*What is asked*. Where a line holds "Significant", copy it.

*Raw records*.

>>

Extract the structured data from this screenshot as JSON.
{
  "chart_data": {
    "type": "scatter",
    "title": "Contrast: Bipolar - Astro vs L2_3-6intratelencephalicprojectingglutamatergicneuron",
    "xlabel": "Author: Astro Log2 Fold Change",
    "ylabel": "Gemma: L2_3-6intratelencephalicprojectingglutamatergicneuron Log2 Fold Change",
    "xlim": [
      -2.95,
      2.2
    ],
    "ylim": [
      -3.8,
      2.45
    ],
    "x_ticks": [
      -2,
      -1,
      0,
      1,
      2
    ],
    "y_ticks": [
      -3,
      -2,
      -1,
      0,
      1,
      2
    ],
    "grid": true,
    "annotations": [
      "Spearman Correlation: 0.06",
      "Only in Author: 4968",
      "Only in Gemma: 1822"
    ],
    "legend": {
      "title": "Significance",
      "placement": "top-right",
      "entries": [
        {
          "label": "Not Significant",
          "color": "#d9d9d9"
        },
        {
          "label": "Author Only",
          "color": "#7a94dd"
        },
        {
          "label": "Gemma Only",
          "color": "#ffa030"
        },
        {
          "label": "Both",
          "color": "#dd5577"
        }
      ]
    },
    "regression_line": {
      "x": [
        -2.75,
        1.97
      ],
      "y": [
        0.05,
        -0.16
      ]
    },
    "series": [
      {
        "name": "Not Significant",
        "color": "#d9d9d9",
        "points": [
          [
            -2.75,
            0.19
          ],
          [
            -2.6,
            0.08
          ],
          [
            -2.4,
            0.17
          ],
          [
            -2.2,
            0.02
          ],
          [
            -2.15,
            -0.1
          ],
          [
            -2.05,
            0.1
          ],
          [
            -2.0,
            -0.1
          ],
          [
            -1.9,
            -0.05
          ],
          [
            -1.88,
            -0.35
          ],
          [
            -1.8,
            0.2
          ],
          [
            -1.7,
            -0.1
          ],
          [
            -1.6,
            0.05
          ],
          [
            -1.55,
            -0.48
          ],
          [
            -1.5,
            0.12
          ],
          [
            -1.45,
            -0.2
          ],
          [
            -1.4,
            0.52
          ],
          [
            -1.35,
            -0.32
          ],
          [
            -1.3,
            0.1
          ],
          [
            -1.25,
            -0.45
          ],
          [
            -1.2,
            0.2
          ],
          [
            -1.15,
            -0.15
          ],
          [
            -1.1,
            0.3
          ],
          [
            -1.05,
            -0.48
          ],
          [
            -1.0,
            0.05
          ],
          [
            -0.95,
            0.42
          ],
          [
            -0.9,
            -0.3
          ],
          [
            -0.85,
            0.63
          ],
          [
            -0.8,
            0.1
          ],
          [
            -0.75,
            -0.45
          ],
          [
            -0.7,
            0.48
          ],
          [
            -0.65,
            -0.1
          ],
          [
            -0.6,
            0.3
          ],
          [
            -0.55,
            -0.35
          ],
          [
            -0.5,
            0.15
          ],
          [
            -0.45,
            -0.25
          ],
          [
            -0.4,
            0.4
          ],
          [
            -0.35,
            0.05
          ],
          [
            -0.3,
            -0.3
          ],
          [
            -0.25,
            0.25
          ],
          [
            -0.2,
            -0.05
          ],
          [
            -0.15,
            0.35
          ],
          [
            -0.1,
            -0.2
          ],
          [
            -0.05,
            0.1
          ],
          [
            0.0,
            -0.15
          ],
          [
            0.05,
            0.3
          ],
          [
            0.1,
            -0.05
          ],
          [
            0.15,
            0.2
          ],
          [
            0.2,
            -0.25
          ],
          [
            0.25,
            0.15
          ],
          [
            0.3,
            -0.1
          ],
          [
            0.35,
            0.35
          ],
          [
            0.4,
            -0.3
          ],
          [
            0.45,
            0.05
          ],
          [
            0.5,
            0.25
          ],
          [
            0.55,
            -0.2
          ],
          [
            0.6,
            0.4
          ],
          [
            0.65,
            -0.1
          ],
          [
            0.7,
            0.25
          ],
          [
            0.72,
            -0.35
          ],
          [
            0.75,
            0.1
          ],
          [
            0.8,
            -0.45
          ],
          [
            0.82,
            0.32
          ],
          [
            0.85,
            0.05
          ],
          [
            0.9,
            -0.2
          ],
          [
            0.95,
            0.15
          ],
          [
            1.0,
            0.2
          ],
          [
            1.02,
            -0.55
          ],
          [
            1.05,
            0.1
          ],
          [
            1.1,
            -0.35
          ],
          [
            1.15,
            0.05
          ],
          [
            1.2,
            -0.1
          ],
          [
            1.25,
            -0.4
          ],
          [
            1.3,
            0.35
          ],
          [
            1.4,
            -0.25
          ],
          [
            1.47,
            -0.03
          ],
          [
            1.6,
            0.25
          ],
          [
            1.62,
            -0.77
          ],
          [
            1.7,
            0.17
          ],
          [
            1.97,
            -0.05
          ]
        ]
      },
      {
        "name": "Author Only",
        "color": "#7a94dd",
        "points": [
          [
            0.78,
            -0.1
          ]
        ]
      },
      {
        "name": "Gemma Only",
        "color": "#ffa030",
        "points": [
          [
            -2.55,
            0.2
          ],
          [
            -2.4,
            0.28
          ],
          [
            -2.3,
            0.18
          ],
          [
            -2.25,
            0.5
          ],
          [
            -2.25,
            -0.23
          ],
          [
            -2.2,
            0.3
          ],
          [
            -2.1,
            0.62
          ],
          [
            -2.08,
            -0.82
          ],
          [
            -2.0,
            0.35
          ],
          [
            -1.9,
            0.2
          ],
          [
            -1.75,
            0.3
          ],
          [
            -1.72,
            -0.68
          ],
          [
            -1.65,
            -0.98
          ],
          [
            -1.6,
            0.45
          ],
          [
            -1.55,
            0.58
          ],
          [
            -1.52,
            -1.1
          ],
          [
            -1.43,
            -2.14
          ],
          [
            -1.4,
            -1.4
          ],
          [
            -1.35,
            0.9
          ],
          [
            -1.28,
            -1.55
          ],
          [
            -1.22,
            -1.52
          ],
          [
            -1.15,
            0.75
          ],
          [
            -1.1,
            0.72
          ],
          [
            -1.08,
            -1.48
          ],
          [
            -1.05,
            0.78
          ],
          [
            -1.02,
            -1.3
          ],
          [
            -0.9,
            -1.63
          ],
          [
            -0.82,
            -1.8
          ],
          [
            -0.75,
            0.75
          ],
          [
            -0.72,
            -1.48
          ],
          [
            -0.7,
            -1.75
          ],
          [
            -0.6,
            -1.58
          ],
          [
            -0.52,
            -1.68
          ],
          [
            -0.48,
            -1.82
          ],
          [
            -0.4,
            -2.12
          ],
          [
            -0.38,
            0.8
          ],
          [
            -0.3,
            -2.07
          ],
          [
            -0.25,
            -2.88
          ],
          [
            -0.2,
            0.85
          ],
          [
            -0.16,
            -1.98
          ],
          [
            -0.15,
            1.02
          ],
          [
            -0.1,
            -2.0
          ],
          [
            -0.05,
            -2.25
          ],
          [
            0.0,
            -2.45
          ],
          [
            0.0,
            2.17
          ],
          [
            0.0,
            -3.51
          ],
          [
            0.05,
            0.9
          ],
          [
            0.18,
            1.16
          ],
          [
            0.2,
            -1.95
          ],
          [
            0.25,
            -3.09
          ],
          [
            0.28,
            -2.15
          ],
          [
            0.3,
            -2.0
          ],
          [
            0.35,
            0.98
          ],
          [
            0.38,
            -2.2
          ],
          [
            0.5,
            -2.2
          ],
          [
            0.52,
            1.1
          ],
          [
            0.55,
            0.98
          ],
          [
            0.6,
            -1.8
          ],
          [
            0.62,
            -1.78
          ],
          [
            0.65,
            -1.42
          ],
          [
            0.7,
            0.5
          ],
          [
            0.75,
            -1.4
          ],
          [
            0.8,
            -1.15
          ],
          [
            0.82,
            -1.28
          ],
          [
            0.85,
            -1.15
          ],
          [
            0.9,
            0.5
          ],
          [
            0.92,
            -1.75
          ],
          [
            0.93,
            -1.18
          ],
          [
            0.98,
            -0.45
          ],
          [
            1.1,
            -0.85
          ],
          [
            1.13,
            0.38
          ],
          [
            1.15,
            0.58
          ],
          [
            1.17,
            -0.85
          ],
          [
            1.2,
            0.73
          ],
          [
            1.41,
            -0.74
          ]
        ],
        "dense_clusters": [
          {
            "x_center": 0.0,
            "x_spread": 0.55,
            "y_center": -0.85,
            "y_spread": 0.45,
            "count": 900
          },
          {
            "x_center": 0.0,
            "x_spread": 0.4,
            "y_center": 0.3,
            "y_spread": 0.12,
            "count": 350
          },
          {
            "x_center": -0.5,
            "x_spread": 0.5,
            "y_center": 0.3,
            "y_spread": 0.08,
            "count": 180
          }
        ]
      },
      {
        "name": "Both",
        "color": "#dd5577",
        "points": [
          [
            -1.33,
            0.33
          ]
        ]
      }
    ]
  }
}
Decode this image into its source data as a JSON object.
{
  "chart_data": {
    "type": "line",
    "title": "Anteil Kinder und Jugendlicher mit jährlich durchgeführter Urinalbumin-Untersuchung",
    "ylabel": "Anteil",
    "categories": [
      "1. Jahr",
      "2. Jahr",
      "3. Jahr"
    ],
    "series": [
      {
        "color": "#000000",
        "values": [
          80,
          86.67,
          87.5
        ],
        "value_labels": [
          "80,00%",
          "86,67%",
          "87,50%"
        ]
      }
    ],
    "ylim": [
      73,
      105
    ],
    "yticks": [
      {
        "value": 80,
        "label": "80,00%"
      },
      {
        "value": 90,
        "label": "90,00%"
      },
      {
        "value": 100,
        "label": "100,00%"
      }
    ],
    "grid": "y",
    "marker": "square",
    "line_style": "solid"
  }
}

<<

*Written solution*.
          "label": "Not Significant",
        "name": "Not Significant",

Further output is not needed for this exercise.